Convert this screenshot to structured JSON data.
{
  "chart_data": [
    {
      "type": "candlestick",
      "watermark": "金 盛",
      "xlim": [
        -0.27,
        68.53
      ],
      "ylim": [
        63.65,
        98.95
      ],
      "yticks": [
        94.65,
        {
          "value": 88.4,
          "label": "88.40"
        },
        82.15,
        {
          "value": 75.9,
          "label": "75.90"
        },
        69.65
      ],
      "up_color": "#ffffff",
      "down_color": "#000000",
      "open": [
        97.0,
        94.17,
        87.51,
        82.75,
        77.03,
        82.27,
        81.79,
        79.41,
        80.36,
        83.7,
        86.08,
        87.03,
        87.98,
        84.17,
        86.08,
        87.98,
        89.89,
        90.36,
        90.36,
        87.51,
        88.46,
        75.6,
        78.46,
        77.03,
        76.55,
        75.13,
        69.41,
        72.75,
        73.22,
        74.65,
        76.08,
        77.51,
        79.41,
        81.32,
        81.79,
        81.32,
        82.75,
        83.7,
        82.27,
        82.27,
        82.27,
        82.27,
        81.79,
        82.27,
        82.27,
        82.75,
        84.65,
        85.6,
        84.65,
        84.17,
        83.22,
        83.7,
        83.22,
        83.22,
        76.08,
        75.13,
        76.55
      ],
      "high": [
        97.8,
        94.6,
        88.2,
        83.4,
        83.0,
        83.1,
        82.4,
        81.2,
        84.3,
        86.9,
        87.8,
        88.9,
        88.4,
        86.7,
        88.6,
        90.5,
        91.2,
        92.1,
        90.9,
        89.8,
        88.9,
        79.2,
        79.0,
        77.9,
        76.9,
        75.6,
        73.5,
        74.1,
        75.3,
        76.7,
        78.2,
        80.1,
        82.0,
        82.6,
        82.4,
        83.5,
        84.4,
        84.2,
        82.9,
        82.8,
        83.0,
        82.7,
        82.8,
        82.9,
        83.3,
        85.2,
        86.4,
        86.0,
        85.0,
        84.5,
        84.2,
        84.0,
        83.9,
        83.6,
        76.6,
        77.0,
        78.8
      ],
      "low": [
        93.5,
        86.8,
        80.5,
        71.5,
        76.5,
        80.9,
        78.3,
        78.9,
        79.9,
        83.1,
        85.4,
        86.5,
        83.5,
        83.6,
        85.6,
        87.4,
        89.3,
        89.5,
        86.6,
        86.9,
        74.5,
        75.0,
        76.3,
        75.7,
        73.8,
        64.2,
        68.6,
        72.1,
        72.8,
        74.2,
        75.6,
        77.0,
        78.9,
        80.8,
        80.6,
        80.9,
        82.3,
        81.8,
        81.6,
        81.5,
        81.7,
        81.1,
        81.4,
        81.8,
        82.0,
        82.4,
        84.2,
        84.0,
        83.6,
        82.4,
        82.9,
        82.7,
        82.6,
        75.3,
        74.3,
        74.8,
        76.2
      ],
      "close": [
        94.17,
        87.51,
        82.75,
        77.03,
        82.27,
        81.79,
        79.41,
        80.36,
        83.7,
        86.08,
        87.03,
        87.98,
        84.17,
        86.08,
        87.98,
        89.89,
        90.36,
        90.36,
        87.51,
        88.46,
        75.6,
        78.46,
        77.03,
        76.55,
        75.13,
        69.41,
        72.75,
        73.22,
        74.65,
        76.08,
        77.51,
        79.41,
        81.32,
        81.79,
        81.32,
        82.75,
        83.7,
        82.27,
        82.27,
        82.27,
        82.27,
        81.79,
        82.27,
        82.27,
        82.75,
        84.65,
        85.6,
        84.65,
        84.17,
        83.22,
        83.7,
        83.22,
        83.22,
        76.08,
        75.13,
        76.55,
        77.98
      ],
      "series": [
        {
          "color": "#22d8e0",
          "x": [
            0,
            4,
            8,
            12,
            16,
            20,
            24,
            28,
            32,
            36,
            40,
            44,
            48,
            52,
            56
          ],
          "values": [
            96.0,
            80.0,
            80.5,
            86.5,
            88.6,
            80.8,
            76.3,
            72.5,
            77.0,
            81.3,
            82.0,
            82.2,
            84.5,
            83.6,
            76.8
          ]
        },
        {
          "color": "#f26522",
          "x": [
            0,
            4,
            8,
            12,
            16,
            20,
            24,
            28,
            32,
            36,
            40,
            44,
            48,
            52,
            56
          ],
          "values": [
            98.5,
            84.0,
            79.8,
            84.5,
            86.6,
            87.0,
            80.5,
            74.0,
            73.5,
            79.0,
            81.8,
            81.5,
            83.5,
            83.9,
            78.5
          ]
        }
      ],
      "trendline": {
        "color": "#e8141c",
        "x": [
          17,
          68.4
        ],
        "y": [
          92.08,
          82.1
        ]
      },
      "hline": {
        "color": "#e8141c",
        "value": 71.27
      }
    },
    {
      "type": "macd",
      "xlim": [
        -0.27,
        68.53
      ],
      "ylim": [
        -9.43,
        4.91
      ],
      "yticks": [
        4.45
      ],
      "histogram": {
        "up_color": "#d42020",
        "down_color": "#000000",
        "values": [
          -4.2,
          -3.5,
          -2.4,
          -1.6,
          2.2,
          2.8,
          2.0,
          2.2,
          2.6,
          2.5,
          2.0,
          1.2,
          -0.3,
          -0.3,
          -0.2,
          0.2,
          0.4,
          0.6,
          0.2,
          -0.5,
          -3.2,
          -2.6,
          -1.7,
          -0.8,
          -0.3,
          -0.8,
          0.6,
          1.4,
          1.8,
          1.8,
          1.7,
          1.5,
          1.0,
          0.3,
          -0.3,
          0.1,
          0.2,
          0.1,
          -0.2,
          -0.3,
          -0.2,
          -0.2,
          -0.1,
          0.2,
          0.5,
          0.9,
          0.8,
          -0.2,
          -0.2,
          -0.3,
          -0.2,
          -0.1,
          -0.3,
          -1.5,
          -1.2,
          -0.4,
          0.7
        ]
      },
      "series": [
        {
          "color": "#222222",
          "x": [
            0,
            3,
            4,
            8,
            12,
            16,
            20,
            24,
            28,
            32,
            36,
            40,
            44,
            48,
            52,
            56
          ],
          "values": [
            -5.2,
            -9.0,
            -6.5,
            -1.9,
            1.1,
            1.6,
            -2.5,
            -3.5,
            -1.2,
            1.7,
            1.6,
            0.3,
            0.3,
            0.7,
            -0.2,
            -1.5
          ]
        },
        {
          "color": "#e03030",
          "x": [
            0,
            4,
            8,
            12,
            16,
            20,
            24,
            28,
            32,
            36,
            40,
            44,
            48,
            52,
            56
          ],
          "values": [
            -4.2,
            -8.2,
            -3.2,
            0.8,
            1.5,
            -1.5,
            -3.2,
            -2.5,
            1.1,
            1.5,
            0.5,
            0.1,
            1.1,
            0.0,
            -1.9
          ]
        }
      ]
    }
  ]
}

• **Aim**
Transcribe the material exactly as it reads.

• **Result below**
Convert this screenshot to structured JSON data.
{
  "chart_data": [
    {
      "type": "candlestick",
      "watermark": "金 盛",
      "xlim": [
        -0.27,
        68.53
      ],
      "ylim": [
        63.65,
        98.95
      ],
      "yticks": [
        94.65,
        {
          "value": 88.4,
          "label": "88.40"
        },
        82.15,
        {
          "value": 75.9,
          "label": "75.90"
        },
        69.65
      ],
      "up_color": "#ffffff",
      "down_color": "#000000",
      "open": [
        97.0,
        94.17,
        87.51,
        82.75,
        77.03,
        82.27,
        81.79,
        79.41,
        80.36,
        83.7,
        86.08,
        87.03,
        87.98,
        84.17,
        86.08,
        87.98,
        89.89,
        90.36,
        90.36,
        87.51,
        88.46,
        75.6,
        78.46,
        77.03,
        76.55,
        75.13,
        69.41,
        72.75,
        73.22,
        74.65,
        76.08,
        77.51,
        79.41,
        81.32,
        81.79,
        81.32,
        82.75,
        83.7,
        82.27,
        82.27,
        82.27,
        82.27,
        81.79,
        82.27,
        82.27,
        82.75,
        84.65,
        85.6,
        84.65,
        84.17,
        83.22,
        83.7,
        83.22,
        83.22,
        76.08,
        75.13,
        76.55
      ],
      "high": [
        97.8,
        94.6,
        88.2,
        83.4,
        83.0,
        83.1,
        82.4,
        81.2,
        84.3,
        86.9,
        87.8,
        88.9,
        88.4,
        86.7,
        88.6,
        90.5,
        91.2,
        92.1,
        90.9,
        89.8,
        88.9,
        79.2,
        79.0,
        77.9,
        76.9,
        75.6,
        73.5,
        74.1,
        75.3,
        76.7,
        78.2,
        80.1,
        82.0,
        82.6,
        82.4,
        83.5,
        84.4,
        84.2,
        82.9,
        82.8,
        83.0,
        82.7,
        82.8,
        82.9,
        83.3,
        85.2,
        86.4,
        86.0,
        85.0,
        84.5,
        84.2,
        84.0,
        83.9,
        83.6,
        76.6,
        77.0,
        78.8
      ],
      "low": [
        93.5,
        86.8,
        80.5,
        71.5,
        76.5,
        80.9,
        78.3,
        78.9,
        79.9,
        83.1,
        85.4,
        86.5,
        83.5,
        83.6,
        85.6,
        87.4,
        89.3,
        89.5,
        86.6,
        86.9,
        74.5,
        75.0,
        76.3,
        75.7,
        73.8,
        64.2,
        68.6,
        72.1,
        72.8,
        74.2,
        75.6,
        77.0,
        78.9,
        80.8,
        80.6,
        80.9,
        82.3,
        81.8,
        81.6,
        81.5,
        81.7,
        81.1,
        81.4,
        81.8,
        82.0,
        82.4,
        84.2,
        84.0,
        83.6,
        82.4,
        82.9,
        82.7,
        82.6,
        75.3,
        74.3,
        74.8,
        76.2
      ],
      "close": [
        94.17,
        87.51,
        82.75,
        77.03,
        82.27,
        81.79,
        79.41,
        80.36,
        83.7,
        86.08,
        87.03,
        87.98,
        84.17,
        86.08,
        87.98,
        89.89,
        90.36,
        90.36,
        87.51,
        88.46,
        75.6,
        78.46,
        77.03,
        76.55,
        75.13,
        69.41,
        72.75,
        73.22,
        74.65,
        76.08,
        77.51,
        79.41,
        81.32,
        81.79,
        81.32,
        82.75,
        83.7,
        82.27,
        82.27,
        82.27,
        82.27,
        81.79,
        82.27,
        82.27,
        82.75,
        84.65,
        85.6,
        84.65,
        84.17,
        83.22,
        83.7,
        83.22,
        83.22,
        76.08,
        75.13,
        76.55,
        77.98
      ],
      "series": [
        {
          "color": "#22d8e0",
          "x": [
            0,
            4,
            8,
            12,
            16,
            20,
            24,
            28,
            32,
            36,
            40,
            44,
            48,
            52,
            56
          ],
          "values": [
            96.0,
            80.0,
            80.5,
            86.5,
            88.6,
            80.8,
            76.3,
            72.5,
            77.0,
            81.3,
            82.0,
            82.2,
            84.5,
            83.6,
            76.8
          ]
        },
        {
          "color": "#f26522",
          "x": [
            0,
            4,
            8,
            12,
            16,
            20,
            24,
            28,
            32,
            36,
            40,
            44,
            48,
            52,
            56
          ],
          "values": [
            98.5,
            84.0,
            79.8,
            84.5,
            86.6,
            87.0,
            80.5,
            74.0,
            73.5,
            79.0,
            81.8,
            81.5,
            83.5,
            83.9,
            78.5
          ]
        }
      ],
      "trendline": {
        "color": "#e8141c",
        "x": [
          17,
          68.4
        ],
        "y": [
          92.08,
          82.1
        ]
      },
      "hline": {
        "color": "#e8141c",
        "value": 71.27
      }
    },
    {
      "type": "macd",
      "xlim": [
        -0.27,
        68.53
      ],
      "ylim": [
        -9.43,
        4.91
      ],
      "yticks": [
        4.45
      ],
      "histogram": {
        "up_color": "#d42020",
        "down_color": "#000000",
        "values": [
          -4.2,
          -3.5,
          -2.4,
          -1.6,
          2.2,
          2.8,
          2.0,
          2.2,
          2.6,
          2.5,
          2.0,
          1.2,
          -0.3,
          -0.3,
          -0.2,
          0.2,
          0.4,
          0.6,
          0.2,
          -0.5,
          -3.2,
          -2.6,
          -1.7,
          -0.8,
          -0.3,
          -0.8,
          0.6,
          1.4,
          1.8,
          1.8,
          1.7,
          1.5,
          1.0,
          0.3,
          -0.3,
          0.1,
          0.2,
          0.1,
          -0.2,
          -0.3,
          -0.2,
          -0.2,
          -0.1,
          0.2,
          0.5,
          0.9,
          0.8,
          -0.2,
          -0.2,
          -0.3,
          -0.2,
          -0.1,
          -0.3,
          -1.5,
          -1.2,
          -0.4,
          0.7
        ]
      },
      "series": [
        {
          "color": "#222222",
          "x": [
            0,
            3,
            4,
            8,
            12,
            16,
            20,
            24,
            28,
            32,
            36,
            40,
            44,
            48,
            52,
            56
          ],
          "values": [
            -5.2,
            -9.0,
            -6.5,
            -1.9,
            1.1,
            1.6,
            -2.5,
            -3.5,
            -1.2,
            1.7,
            1.6,
            0.3,
            0.3,
            0.7,
            -0.2,
            -1.5
          ]
        },
        {
          "color": "#e03030",
          "x": [
            0,
            4,
            8,
            12,
            16,
            20,
            24,
            28,
            32,
            36,
            40,
            44,
            48,
            52,
            56
          ],
          "values": [
            -4.2,
            -8.2,
            -3.2,
            0.8,
            1.5,
            -1.5,
            -3.2,
            -2.5,
            1.1,
            1.5,
            0.5,
            0.1,
            1.1,
            0.0,
            -1.9
          ]
        }
      ]
    }
  ]
}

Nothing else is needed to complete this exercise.